WHAT TO PRODUCE:
Return each line of the data below verbatim; pictures are to be left out.

SUPPLIED DATA:
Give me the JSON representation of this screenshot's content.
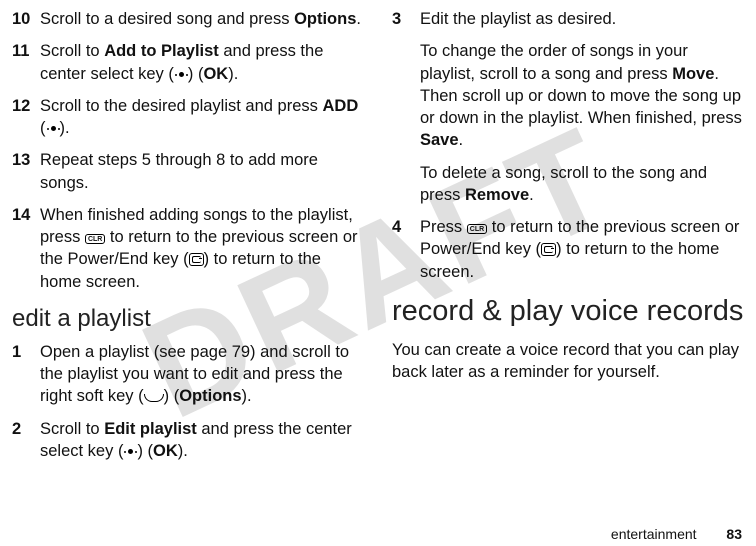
{
  "watermark": "DRAFT",
  "left": {
    "steps_a": [
      {
        "num": "10",
        "parts": [
          "Scroll to a desired song and press ",
          {
            "cond": "Options"
          },
          "."
        ]
      },
      {
        "num": "11",
        "parts": [
          "Scroll to ",
          {
            "cond": "Add to Playlist"
          },
          " and press the center select key (",
          {
            "icon": "dot"
          },
          ") (",
          {
            "cond": "OK"
          },
          ")."
        ]
      },
      {
        "num": "12",
        "parts": [
          "Scroll to the desired playlist and press ",
          {
            "cond": "ADD"
          },
          " (",
          {
            "icon": "dot"
          },
          ")."
        ]
      },
      {
        "num": "13",
        "parts": [
          "Repeat steps 5 through 8 to add more songs."
        ]
      },
      {
        "num": "14",
        "parts": [
          "When finished adding songs to the playlist, press ",
          {
            "icon": "clr"
          },
          " to return to the previous screen or the Power/End key (",
          {
            "icon": "end"
          },
          ") to return to the home screen."
        ]
      }
    ],
    "heading": "edit a playlist",
    "steps_b": [
      {
        "num": "1",
        "parts": [
          "Open a playlist (see page 79) and scroll to the playlist you want to edit and press the right soft key (",
          {
            "icon": "soft"
          },
          ") (",
          {
            "cond": "Options"
          },
          ")."
        ]
      },
      {
        "num": "2",
        "parts": [
          "Scroll to ",
          {
            "cond": "Edit playlist"
          },
          " and press the center select key (",
          {
            "icon": "dot"
          },
          ") (",
          {
            "cond": "OK"
          },
          ")."
        ]
      }
    ]
  },
  "right": {
    "steps": [
      {
        "num": "3",
        "parts": [
          "Edit the playlist as desired."
        ]
      }
    ],
    "para1": [
      "To change the order of songs in your playlist, scroll to a song and press ",
      {
        "cond": "Move"
      },
      ". Then scroll up or down to move the song up or down in the playlist. When finished, press ",
      {
        "cond": "Save"
      },
      "."
    ],
    "para2": [
      "To delete a song, scroll to the song and press ",
      {
        "cond": "Remove"
      },
      "."
    ],
    "steps2": [
      {
        "num": "4",
        "parts": [
          "Press ",
          {
            "icon": "clr"
          },
          " to return to the previous screen or Power/End key (",
          {
            "icon": "end"
          },
          ") to return to the home screen."
        ]
      }
    ],
    "heading": "record & play voice records",
    "body": "You can create a voice record that you can play back later as a reminder for yourself."
  },
  "footer": {
    "section": "entertainment",
    "page": "83"
  },
  "icons": {
    "clr_label": "CLR"
  }
}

THE OUTPUT:
Give me the JSON representation of this screenshot's content.
{
  "watermark": "DRAFT",
  "left": {
    "steps_a": [
      {
        "num": "10",
        "parts": [
          "Scroll to a desired song and press ",
          {
            "cond": "Options"
          },
          "."
        ]
      },
      {
        "num": "11",
        "parts": [
          "Scroll to ",
          {
            "cond": "Add to Playlist"
          },
          " and press the center select key (",
          {
            "icon": "dot"
          },
          ") (",
          {
            "cond": "OK"
          },
          ")."
        ]
      },
      {
        "num": "12",
        "parts": [
          "Scroll to the desired playlist and press ",
          {
            "cond": "ADD"
          },
          " (",
          {
            "icon": "dot"
          },
          ")."
        ]
      },
      {
        "num": "13",
        "parts": [
          "Repeat steps 5 through 8 to add more songs."
        ]
      },
      {
        "num": "14",
        "parts": [
          "When finished adding songs to the playlist, press ",
          {
            "icon": "clr"
          },
          " to return to the previous screen or the Power/End key (",
          {
            "icon": "end"
          },
          ") to return to the home screen."
        ]
      }
    ],
    "heading": "edit a playlist",
    "steps_b": [
      {
        "num": "1",
        "parts": [
          "Open a playlist (see page 79) and scroll to the playlist you want to edit and press the right soft key (",
          {
            "icon": "soft"
          },
          ") (",
          {
            "cond": "Options"
          },
          ")."
        ]
      },
      {
        "num": "2",
        "parts": [
          "Scroll to ",
          {
            "cond": "Edit playlist"
          },
          " and press the center select key (",
          {
            "icon": "dot"
          },
          ") (",
          {
            "cond": "OK"
          },
          ")."
        ]
      }
    ]
  },
  "right": {
    "steps": [
      {
        "num": "3",
        "parts": [
          "Edit the playlist as desired."
        ]
      }
    ],
    "para1": [
      "To change the order of songs in your playlist, scroll to a song and press ",
      {
        "cond": "Move"
      },
      ". Then scroll up or down to move the song up or down in the playlist. When finished, press ",
      {
        "cond": "Save"
      },
      "."
    ],
    "para2": [
      "To delete a song, scroll to the song and press ",
      {
        "cond": "Remove"
      },
      "."
    ],
    "steps2": [
      {
        "num": "4",
        "parts": [
          "Press ",
          {
            "icon": "clr"
          },
          " to return to the previous screen or Power/End key (",
          {
            "icon": "end"
          },
          ") to return to the home screen."
        ]
      }
    ],
    "heading": "record & play voice records",
    "body": "You can create a voice record that you can play back later as a reminder for yourself."
  },
  "footer": {
    "section": "entertainment",
    "page": "83"
  },
  "icons": {
    "clr_label": "CLR"
  }
}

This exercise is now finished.